::: Material provided

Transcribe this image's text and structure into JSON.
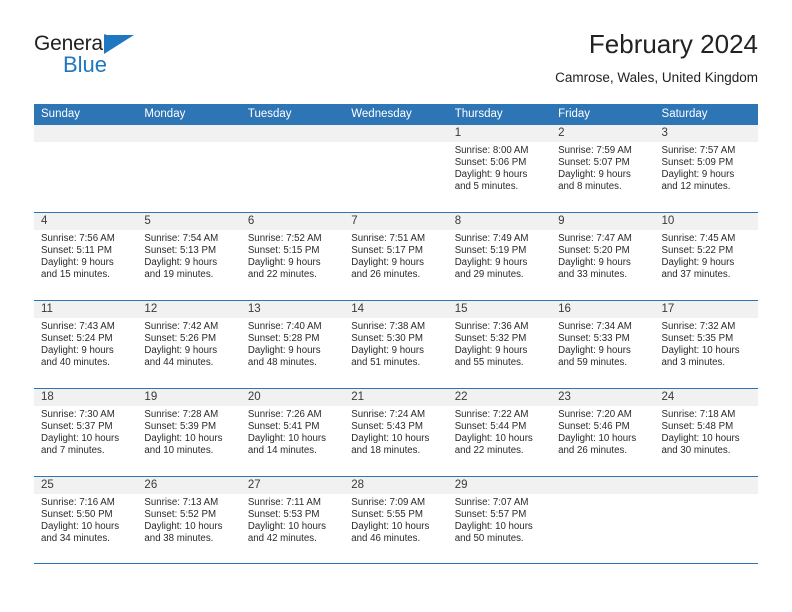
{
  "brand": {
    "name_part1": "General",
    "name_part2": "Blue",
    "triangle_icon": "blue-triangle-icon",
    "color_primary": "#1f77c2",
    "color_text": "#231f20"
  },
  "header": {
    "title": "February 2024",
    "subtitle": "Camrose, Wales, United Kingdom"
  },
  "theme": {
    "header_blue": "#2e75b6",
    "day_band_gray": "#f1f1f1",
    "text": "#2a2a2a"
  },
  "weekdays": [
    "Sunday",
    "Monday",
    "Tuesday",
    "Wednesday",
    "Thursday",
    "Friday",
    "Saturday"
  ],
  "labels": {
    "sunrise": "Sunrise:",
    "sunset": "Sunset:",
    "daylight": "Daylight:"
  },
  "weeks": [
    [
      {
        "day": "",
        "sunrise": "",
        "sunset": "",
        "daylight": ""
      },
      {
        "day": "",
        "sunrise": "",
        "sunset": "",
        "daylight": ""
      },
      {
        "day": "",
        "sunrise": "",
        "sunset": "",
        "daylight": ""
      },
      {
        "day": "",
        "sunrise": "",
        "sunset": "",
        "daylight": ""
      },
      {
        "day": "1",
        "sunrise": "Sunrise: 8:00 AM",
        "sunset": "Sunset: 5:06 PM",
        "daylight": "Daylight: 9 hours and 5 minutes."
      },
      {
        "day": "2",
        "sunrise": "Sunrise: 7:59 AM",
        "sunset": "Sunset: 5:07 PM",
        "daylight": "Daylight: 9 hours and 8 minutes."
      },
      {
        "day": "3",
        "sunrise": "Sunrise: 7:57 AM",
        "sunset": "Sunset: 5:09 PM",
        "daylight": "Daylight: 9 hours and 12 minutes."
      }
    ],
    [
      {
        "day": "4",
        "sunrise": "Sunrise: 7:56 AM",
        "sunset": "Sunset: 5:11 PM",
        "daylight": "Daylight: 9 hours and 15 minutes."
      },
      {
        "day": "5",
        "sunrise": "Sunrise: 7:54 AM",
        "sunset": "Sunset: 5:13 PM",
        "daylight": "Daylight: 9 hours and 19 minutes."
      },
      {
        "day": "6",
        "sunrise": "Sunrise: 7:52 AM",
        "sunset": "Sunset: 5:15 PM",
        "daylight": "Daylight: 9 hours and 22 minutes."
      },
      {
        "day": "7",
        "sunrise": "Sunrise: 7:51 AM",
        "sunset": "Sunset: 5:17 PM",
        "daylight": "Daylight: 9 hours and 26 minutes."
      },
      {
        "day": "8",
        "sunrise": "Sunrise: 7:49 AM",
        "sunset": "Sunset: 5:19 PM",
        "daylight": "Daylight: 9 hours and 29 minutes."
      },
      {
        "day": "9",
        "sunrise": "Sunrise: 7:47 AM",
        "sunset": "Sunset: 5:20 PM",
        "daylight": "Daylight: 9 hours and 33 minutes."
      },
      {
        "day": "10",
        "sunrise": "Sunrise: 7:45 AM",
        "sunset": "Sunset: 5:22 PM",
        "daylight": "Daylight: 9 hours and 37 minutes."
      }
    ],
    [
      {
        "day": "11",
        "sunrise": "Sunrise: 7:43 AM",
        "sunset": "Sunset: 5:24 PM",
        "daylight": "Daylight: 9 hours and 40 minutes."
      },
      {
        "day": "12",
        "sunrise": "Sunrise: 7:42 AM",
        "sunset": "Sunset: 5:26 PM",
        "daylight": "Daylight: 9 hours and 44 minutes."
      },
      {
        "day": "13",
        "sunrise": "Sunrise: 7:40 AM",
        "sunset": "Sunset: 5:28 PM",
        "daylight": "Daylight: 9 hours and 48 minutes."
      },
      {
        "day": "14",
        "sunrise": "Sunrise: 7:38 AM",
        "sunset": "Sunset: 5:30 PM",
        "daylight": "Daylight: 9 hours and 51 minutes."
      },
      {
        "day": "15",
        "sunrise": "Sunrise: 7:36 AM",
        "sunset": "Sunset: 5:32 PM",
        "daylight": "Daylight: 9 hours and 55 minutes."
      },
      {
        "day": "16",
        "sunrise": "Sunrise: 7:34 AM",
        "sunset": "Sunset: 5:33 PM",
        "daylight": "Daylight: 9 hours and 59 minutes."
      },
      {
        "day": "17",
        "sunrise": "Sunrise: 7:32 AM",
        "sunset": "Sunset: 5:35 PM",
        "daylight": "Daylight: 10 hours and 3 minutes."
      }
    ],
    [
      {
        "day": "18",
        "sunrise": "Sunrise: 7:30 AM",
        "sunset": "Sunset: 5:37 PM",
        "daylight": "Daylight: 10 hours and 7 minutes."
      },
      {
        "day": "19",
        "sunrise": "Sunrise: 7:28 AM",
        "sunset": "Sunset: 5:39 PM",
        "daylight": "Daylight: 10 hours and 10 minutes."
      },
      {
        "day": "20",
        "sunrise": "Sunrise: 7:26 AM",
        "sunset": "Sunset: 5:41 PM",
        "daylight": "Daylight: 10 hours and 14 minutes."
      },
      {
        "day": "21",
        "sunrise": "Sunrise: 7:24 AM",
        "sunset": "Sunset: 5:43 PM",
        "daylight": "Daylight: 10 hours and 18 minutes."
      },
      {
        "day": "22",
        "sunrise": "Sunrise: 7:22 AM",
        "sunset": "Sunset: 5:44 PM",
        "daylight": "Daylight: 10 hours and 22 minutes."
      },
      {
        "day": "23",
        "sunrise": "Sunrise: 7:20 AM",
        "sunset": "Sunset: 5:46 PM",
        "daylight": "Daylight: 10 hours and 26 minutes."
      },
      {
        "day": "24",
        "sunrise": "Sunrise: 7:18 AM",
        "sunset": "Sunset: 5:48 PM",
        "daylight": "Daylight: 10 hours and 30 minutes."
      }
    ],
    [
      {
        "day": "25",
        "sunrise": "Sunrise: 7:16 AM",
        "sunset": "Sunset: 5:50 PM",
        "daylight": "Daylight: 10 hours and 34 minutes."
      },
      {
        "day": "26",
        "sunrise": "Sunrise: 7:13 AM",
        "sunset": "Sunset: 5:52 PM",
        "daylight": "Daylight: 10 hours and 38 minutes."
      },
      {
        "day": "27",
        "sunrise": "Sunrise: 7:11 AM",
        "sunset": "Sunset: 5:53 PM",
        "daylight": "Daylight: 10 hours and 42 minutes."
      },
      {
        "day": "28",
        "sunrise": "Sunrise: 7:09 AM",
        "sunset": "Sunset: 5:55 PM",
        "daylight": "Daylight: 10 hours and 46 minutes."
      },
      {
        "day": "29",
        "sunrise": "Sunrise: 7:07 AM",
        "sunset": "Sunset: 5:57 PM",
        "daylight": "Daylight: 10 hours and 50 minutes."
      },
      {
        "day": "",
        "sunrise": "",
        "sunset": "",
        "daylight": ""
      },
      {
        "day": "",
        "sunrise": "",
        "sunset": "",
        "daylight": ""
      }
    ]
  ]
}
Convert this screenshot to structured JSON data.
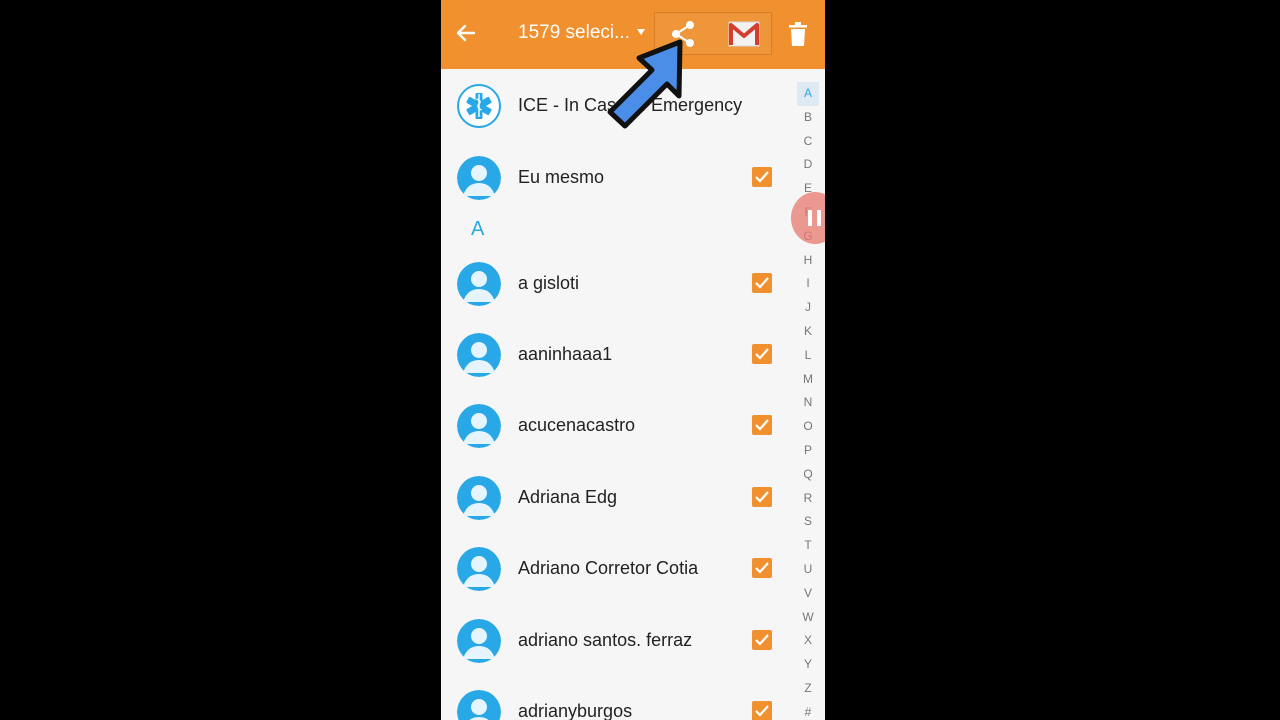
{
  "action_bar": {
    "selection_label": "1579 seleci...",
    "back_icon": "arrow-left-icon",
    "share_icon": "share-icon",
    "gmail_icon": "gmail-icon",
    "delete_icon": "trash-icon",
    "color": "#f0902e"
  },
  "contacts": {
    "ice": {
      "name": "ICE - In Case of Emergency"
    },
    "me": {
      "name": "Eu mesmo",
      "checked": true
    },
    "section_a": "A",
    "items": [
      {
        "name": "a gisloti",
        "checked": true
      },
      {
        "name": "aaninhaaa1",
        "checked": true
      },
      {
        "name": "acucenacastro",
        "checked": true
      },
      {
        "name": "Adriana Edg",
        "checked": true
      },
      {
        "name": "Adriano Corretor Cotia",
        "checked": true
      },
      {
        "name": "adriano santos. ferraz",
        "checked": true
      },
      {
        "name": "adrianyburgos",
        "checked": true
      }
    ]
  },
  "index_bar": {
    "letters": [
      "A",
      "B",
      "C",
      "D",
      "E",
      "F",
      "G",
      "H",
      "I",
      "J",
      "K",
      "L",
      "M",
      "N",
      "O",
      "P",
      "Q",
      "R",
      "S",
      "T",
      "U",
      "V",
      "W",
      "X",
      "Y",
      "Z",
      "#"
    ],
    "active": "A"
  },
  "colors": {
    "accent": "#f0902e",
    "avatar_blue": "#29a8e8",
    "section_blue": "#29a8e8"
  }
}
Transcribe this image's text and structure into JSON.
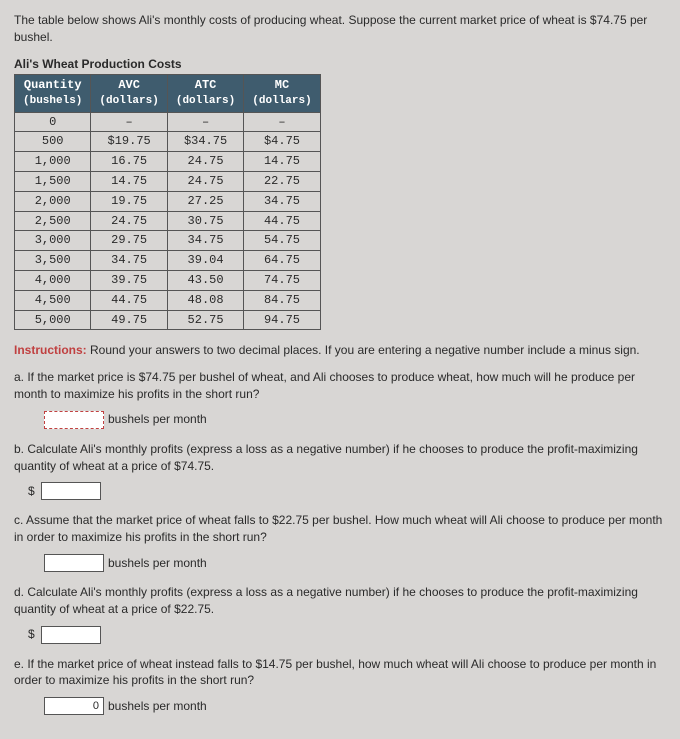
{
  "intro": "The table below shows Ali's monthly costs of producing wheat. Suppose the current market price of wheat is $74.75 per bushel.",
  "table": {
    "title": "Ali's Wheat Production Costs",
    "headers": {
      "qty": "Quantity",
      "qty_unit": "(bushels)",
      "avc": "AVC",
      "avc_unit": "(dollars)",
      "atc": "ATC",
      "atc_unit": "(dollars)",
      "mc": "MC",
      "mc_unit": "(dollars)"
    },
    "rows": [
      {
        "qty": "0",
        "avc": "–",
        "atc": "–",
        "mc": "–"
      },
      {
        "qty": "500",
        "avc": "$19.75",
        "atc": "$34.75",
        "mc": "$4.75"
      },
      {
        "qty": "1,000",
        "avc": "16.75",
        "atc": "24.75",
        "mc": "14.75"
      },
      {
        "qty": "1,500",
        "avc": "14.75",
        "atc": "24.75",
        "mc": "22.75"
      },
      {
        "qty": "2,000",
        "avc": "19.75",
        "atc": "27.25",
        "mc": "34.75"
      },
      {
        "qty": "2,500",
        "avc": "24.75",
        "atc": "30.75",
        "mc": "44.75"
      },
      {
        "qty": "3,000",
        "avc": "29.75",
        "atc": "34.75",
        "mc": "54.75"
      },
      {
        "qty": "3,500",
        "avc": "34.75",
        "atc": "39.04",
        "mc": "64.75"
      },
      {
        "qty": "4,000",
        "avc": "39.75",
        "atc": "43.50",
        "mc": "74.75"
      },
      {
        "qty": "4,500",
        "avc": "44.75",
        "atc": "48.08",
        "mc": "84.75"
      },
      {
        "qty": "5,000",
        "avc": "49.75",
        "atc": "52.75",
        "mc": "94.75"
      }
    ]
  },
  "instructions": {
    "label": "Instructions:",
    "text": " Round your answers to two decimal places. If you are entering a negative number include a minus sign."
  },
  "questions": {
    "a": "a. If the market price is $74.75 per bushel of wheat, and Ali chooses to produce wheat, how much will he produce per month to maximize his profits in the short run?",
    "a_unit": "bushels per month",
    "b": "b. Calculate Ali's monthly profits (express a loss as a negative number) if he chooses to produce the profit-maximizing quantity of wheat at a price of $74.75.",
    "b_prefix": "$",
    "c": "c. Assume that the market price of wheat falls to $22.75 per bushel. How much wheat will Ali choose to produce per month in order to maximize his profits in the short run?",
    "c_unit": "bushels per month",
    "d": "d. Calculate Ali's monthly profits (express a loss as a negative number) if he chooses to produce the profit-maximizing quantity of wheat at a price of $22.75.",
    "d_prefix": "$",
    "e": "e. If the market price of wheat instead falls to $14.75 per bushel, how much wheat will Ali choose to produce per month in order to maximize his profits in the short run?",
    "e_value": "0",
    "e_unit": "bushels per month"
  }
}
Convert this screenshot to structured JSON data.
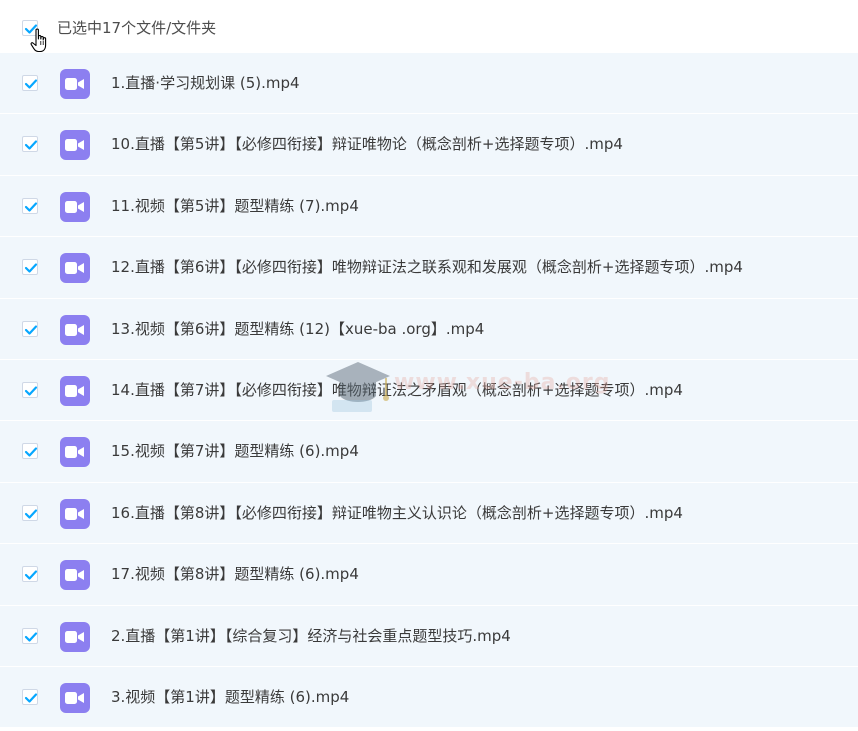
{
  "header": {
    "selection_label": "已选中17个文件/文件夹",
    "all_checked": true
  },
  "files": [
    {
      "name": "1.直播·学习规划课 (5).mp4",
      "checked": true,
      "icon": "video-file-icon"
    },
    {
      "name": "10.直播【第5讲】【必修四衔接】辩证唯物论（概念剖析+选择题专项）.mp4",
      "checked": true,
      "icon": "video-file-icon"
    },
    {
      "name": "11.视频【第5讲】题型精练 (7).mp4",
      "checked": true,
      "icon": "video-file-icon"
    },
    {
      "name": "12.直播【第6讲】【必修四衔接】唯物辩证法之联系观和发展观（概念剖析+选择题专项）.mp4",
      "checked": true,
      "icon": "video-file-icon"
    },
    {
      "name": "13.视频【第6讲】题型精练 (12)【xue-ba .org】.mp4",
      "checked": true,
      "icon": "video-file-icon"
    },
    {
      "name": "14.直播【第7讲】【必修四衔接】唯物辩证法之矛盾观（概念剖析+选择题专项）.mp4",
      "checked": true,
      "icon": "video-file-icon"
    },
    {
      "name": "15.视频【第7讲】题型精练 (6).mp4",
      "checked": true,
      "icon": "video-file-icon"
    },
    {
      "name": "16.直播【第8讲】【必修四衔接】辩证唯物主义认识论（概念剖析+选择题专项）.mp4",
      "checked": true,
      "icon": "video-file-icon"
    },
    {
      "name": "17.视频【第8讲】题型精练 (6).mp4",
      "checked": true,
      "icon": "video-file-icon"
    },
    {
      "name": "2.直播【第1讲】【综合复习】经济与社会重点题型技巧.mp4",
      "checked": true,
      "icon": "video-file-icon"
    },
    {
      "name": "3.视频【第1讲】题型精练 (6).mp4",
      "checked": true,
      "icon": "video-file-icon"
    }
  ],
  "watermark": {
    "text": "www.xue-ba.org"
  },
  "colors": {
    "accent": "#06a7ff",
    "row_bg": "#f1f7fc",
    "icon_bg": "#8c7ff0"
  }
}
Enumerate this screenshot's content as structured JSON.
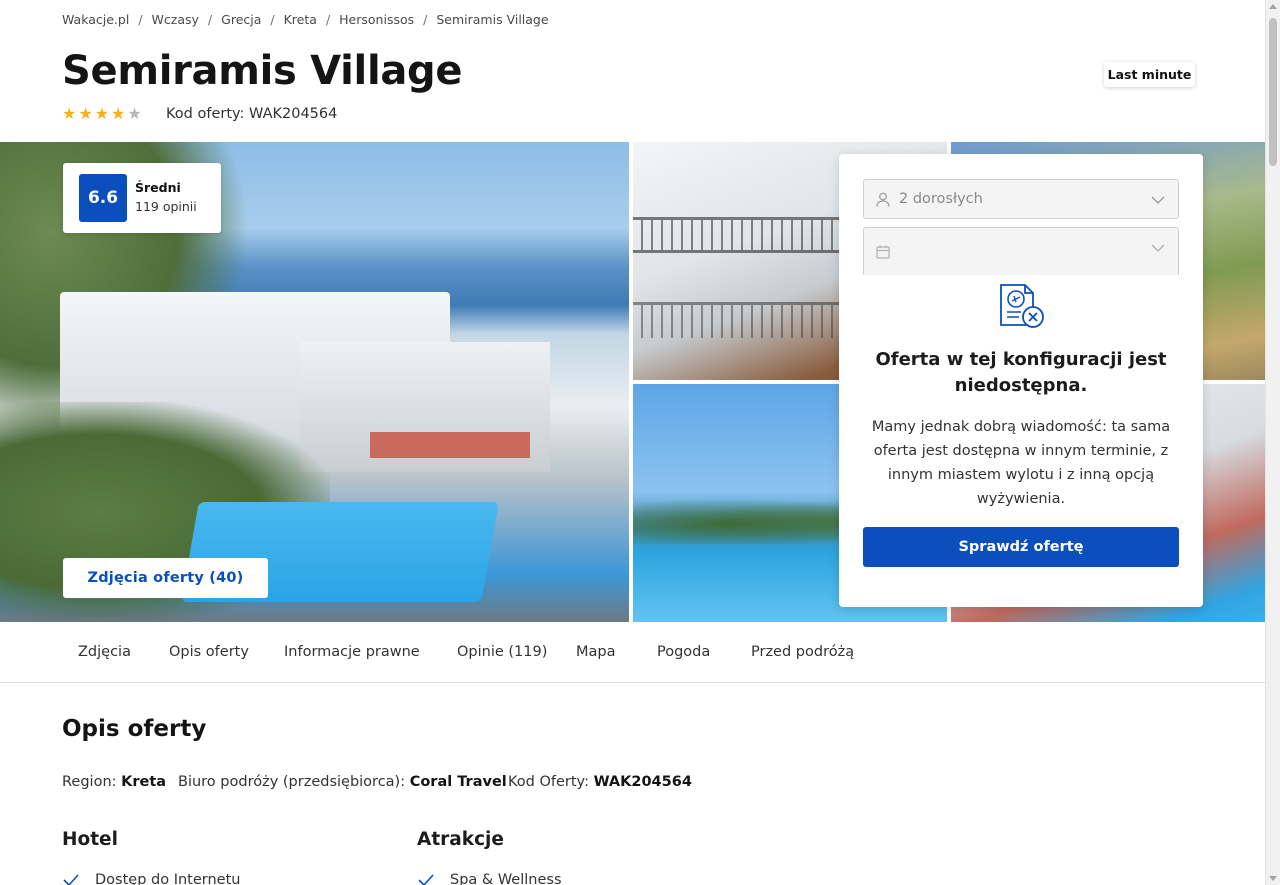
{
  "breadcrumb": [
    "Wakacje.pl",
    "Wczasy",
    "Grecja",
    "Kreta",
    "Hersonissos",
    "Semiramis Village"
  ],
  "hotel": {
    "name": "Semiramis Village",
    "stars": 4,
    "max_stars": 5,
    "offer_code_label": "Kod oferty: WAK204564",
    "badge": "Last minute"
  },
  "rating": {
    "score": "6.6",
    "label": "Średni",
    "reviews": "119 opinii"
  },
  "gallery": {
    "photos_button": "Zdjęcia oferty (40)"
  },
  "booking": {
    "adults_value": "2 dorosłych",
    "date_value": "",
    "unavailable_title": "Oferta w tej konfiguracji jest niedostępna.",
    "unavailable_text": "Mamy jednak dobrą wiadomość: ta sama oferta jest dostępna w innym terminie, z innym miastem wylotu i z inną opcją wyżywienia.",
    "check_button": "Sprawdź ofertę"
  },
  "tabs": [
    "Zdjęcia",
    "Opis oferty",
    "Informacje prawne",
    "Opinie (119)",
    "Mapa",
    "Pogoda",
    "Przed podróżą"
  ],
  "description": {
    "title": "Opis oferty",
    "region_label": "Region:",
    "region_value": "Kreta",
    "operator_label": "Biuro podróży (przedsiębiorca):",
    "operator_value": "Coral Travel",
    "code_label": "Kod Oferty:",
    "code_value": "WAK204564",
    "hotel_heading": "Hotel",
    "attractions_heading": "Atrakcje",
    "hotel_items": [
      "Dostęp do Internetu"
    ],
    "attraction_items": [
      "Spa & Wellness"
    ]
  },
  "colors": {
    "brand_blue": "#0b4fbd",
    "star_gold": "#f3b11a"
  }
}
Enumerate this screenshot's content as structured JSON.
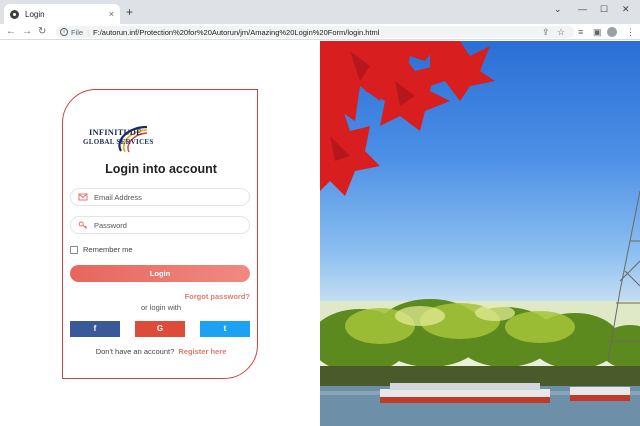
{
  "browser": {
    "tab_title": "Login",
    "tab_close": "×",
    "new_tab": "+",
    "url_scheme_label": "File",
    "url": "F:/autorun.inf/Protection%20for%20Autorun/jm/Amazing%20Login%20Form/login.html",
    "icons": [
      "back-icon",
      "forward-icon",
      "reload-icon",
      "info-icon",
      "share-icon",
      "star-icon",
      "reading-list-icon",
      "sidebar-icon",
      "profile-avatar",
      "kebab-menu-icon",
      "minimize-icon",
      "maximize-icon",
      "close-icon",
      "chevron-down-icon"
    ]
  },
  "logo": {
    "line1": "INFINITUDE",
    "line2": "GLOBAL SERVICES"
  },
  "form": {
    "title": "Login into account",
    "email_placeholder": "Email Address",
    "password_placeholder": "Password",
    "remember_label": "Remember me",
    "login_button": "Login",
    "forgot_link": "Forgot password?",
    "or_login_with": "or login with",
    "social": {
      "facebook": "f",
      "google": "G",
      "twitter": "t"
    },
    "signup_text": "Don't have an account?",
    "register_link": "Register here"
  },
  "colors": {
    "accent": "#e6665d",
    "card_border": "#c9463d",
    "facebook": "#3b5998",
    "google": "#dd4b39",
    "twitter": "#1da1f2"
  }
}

::::::

*Aim*: Copy each line of the data above that holds "题型精练".

*Result below*:
      "name": "11.视频【第5讲】题型精练 (7).mp4",
      "name": "13.视频【第6讲】题型精练 (12)【xue-ba .org】.mp4",
      "name": "15.视频【第7讲】题型精练 (6).mp4",
      "name": "17.视频【第8讲】题型精练 (6).mp4",
      "name": "3.视频【第1讲】题型精练 (6).mp4",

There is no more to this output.